What you will do:
Determine which lines contain the word "nienotowanych", then copy those lines.

Material for this exercise:

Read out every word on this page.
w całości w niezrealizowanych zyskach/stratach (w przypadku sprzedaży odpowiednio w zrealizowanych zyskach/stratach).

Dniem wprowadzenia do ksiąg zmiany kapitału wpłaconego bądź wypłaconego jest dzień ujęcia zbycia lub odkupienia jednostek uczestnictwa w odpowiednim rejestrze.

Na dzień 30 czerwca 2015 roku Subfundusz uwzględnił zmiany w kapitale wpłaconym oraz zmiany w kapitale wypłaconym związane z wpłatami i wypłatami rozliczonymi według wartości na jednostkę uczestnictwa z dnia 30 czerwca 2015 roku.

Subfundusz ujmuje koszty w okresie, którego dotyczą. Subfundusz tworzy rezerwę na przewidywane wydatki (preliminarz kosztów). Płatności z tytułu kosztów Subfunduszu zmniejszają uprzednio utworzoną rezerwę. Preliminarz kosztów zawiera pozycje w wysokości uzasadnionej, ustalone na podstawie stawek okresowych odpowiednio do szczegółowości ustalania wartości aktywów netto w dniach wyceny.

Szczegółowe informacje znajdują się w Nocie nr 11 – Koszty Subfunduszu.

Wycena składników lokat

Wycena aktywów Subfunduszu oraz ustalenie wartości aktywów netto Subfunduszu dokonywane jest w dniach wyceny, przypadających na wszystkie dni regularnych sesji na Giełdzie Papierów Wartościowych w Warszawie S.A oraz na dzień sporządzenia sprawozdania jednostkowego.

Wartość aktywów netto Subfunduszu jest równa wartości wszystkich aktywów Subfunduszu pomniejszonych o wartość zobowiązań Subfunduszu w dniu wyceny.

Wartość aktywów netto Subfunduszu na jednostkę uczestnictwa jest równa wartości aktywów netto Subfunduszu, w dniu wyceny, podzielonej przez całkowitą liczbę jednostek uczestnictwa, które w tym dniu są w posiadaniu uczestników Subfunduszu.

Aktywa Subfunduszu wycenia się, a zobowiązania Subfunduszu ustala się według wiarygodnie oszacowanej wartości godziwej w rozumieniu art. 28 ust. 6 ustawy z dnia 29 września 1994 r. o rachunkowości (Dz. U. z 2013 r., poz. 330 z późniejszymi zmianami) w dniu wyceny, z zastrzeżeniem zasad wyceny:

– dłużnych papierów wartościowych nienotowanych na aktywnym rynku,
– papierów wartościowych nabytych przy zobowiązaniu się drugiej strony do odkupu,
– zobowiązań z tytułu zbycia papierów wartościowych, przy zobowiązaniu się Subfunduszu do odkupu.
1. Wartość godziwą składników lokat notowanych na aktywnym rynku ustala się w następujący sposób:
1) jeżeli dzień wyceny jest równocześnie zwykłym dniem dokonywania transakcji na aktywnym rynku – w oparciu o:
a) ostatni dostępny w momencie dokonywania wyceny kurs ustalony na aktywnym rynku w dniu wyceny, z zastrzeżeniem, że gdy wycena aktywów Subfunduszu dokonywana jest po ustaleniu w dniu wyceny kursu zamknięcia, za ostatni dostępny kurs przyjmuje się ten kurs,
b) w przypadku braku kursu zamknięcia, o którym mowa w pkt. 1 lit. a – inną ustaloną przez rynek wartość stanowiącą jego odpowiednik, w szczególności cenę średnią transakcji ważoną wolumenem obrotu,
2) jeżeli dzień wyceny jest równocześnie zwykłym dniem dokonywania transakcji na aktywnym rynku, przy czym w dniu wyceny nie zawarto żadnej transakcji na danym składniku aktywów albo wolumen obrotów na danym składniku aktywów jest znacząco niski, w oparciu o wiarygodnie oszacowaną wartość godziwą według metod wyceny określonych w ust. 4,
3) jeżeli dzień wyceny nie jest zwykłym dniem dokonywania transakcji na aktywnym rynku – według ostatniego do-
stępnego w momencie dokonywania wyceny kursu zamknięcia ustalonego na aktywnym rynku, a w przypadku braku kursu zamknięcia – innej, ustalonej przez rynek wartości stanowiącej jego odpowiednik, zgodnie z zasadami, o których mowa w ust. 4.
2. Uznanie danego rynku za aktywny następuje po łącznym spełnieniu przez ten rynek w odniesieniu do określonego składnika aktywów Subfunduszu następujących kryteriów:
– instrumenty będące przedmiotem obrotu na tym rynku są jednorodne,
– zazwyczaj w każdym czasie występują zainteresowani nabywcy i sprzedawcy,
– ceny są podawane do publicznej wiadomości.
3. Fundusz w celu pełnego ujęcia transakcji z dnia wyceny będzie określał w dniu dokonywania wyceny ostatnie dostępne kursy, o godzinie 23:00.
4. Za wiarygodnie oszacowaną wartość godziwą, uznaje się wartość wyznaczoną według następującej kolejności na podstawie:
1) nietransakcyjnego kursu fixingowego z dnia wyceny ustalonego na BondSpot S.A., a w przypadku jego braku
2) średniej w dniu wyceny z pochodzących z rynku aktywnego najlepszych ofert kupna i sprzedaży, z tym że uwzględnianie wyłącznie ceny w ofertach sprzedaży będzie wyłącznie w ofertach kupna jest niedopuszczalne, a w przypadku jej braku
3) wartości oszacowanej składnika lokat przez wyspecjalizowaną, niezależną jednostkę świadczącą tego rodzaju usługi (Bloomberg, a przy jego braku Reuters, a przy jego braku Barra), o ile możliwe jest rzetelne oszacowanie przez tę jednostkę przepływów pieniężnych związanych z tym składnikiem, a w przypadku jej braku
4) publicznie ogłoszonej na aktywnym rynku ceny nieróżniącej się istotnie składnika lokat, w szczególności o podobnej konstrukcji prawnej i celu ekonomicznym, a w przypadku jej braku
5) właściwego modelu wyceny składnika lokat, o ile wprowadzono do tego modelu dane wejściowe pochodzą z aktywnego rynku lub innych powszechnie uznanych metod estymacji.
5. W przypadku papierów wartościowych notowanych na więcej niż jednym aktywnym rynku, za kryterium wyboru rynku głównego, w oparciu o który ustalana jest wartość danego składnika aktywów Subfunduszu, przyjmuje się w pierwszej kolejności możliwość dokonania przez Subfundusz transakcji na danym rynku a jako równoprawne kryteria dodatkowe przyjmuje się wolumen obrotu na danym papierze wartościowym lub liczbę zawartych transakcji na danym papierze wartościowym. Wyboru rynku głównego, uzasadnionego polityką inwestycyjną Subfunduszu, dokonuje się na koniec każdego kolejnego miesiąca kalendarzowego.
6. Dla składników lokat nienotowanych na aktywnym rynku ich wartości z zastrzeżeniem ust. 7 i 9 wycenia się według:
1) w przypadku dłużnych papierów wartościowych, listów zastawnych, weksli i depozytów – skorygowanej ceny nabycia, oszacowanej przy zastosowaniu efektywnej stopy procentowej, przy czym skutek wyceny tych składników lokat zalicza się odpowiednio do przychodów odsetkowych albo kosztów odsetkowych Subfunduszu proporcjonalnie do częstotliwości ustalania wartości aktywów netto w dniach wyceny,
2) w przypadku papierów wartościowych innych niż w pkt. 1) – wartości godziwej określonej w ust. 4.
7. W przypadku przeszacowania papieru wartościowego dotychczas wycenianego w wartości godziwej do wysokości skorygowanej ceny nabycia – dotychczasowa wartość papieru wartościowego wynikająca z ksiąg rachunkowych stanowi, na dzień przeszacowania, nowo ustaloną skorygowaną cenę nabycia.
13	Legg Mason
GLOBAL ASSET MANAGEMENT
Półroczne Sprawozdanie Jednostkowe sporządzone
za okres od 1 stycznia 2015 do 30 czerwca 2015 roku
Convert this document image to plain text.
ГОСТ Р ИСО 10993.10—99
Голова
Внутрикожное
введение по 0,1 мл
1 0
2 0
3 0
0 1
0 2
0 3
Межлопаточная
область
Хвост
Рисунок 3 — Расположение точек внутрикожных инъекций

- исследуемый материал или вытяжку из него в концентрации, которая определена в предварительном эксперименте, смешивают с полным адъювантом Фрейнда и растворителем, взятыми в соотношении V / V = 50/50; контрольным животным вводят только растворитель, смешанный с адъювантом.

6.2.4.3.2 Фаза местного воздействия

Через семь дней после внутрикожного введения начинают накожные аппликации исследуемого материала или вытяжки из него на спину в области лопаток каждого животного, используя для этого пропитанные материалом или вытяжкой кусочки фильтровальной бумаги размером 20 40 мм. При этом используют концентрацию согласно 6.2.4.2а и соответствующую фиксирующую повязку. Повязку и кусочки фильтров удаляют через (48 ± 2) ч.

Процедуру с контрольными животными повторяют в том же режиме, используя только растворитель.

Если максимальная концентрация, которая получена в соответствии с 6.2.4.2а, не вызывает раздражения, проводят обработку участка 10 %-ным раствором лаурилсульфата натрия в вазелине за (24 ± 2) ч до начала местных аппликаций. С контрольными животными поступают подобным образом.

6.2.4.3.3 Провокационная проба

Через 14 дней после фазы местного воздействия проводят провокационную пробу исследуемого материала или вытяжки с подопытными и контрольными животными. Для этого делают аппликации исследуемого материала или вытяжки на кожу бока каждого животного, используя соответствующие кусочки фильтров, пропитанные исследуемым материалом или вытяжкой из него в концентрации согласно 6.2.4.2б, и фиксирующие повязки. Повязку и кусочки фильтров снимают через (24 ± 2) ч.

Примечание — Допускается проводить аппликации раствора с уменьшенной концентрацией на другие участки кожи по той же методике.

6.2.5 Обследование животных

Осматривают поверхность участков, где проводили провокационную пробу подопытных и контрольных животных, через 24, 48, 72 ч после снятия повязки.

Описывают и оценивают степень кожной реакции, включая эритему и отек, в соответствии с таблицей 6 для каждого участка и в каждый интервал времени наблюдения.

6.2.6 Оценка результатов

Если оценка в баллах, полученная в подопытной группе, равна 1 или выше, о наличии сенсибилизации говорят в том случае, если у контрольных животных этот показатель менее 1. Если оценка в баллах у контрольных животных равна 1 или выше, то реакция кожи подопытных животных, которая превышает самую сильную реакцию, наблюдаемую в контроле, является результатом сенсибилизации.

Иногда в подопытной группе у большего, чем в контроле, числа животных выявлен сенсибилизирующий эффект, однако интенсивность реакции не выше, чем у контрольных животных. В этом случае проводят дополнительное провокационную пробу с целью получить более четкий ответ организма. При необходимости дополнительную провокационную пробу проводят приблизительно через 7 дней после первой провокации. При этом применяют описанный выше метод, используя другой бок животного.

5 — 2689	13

Expected answer:
– dłużnych papierów wartościowych nienotowanych na aktywnym rynku,
6. Dla składników lokat nienotowanych na aktywnym rynku ich wartości z zastrzeżeniem ust. 7 i 9 wycenia się według:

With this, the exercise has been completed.